Furti in villa, 4 arresti

Erano tutti residenti ad Aprilia i componenti della banda che nel luglio scorso si spostava fuori provincia per effettuare furti in grosse in ville e appartamenti del Sassarese, in particolare in diverse località di Porto Torres . In manette sono finiti in 4 :  Denni Quirini 26enne,  Patrizio Fe’ di 27 anni, Francesco Spera 39 enne,  Samuel Lucchesi di 29 anni. Gli arrestati, secondo gli investigatori, vivendo lontano dai luoghi prescelti per effettuare i furti, pensavano di poter nascondere in tutta sicurezza i proventi della loro attività criminosa. Ed è proprio nelle loro case in provincia di Latina che sono stati ritrovati oltre sessanta oggetti preziosi, riconosciuti successivamente come propri da parte di cittadini che avevano subito furti nelle loro abitazioni qualche giorno prima. Gli investigatori della Polizia di Stato, grazie a servizi di osservazione e pedinamento elettronico, svolti nell’arco dei mesi estivi a carico degli indagati, che si spostavano sulle diverse autovetture prese a noleggio, hanno potuto monitorare la presenza del gruppo criminale esattamente nei luoghi ove venivano commessi furti in ville o appartamenti. Infatti per non essere facilmente riconoscibile ed eludere le indagini della Polizia, il gruppo utilizzava l’accortezza di cambiare spesso le autovetture presso diversi autonoleggi, delle zone che prendevano di mira, perché a particolare vocazione turistica specie nei periodi estivi. Raggiunti in due diverse occasioni dagli investigatori,  sono stati  trovati in possesso di gioielli e accessori di valore provento di diversi furti. Le indagini sono state svolte anche sul web, dove  gli investigatori hanno riscontrato  che qualcuno degli indagati aveva postato il video di una festa, nel quale  assieme scimmiottando  una canzone popolare romana si faceva riferimento al sequestro di preziosi effettuato dagli investigatori della Polizia di Stato il 16 luglio 2017, del peso pari a circa 500 grammi. Nei giorni scorsi i poliziotti della Squadra Mobile di Latina hanno eseguito diverse perquisizioni notturne nelle abitazioni degli indagati ad Aprilia. I 4, evidentemente sentendosi braccati dalla Polizia, si sono costituiti presso i Carabinieri di Aprilia, dove, dopo la notifica dell’ordinanza di custodia cautelare in carcere emessa dal Tribunale di Sassari, sono stati associati presso la casa circondariale di Latina.

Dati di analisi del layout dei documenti
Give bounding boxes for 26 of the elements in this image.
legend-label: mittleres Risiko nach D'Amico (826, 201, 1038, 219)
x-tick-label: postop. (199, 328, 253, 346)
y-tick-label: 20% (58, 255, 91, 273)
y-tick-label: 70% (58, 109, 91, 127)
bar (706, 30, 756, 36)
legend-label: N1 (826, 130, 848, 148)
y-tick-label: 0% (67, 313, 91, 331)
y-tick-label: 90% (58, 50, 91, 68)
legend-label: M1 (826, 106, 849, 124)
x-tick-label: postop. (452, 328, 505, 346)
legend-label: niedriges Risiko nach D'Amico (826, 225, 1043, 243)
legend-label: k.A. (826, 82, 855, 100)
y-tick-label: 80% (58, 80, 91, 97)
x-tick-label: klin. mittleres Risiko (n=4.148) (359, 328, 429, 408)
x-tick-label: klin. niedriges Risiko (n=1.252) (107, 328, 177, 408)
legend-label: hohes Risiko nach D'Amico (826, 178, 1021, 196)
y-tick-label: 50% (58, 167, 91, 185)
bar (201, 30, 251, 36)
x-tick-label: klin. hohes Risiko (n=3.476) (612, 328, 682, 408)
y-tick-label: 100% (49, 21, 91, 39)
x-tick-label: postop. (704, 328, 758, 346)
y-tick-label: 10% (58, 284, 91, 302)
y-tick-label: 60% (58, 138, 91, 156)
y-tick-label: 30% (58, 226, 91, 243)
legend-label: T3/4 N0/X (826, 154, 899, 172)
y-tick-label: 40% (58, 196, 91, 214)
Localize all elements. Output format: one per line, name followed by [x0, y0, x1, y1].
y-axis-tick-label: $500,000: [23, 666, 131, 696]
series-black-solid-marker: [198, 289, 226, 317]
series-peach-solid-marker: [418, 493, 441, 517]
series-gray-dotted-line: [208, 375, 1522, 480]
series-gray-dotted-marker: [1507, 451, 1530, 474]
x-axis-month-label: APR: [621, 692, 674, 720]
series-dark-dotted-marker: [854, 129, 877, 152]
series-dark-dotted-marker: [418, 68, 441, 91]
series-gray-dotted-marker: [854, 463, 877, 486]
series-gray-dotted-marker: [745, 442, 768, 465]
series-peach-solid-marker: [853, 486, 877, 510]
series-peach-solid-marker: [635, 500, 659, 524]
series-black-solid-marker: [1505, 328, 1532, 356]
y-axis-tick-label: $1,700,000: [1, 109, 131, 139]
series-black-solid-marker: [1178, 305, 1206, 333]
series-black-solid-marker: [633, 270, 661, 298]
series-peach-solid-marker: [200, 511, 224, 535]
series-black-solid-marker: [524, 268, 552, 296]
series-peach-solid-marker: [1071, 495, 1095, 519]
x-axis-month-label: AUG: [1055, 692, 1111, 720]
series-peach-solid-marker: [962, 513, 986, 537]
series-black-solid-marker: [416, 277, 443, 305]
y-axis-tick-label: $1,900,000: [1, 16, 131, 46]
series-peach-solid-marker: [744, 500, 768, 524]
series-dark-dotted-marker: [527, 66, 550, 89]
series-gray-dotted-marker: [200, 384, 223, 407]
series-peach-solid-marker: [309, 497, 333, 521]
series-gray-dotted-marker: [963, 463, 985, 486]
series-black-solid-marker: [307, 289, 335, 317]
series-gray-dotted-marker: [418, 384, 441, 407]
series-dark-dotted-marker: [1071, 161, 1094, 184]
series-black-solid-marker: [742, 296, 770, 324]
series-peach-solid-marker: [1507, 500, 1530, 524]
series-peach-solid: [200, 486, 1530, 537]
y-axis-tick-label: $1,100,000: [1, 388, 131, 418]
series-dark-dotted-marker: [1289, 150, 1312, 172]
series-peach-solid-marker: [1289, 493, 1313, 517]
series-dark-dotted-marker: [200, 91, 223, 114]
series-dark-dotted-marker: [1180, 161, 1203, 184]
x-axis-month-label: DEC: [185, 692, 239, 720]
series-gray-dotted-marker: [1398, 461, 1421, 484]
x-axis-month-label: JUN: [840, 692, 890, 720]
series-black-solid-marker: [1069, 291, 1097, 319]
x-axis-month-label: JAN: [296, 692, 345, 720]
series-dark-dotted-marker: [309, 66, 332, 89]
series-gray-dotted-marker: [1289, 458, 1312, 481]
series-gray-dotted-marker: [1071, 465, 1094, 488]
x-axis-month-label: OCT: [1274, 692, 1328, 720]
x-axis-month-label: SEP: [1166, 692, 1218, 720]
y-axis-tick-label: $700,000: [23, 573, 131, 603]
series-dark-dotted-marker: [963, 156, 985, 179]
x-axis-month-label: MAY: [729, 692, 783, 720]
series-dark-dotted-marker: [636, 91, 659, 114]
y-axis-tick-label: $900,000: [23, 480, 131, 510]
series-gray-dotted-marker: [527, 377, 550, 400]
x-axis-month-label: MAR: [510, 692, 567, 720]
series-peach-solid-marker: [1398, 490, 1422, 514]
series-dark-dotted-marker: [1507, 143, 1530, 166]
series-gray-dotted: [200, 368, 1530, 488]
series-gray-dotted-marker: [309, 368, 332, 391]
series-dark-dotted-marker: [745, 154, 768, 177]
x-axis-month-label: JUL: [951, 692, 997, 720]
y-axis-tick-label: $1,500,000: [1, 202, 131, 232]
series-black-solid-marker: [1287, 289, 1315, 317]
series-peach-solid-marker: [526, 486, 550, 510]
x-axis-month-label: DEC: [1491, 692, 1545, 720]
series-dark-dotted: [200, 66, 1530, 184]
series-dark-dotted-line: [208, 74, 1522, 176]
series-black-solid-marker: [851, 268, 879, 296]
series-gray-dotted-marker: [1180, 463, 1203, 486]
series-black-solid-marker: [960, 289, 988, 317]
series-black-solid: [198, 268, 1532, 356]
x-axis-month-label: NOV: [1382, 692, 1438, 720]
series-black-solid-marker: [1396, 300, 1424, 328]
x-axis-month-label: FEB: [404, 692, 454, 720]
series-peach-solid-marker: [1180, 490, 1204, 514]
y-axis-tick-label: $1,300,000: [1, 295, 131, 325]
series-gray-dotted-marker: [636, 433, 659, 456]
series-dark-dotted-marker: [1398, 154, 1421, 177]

Consegna
Rispondi a queste domande sull'articolo dei furti in villa:
(a) In quale città vivevano tutti i componenti della banda?
(b) Quanti oggetti preziosi sono stati ritrovati nelle loro case in provincia di Latina?
(c) Presso chi si sono costituiti i 4?

Risposta
(a) Ad Aprilia.
(b) Oltre sessanta.
(c) Presso i Carabinieri di Aprilia.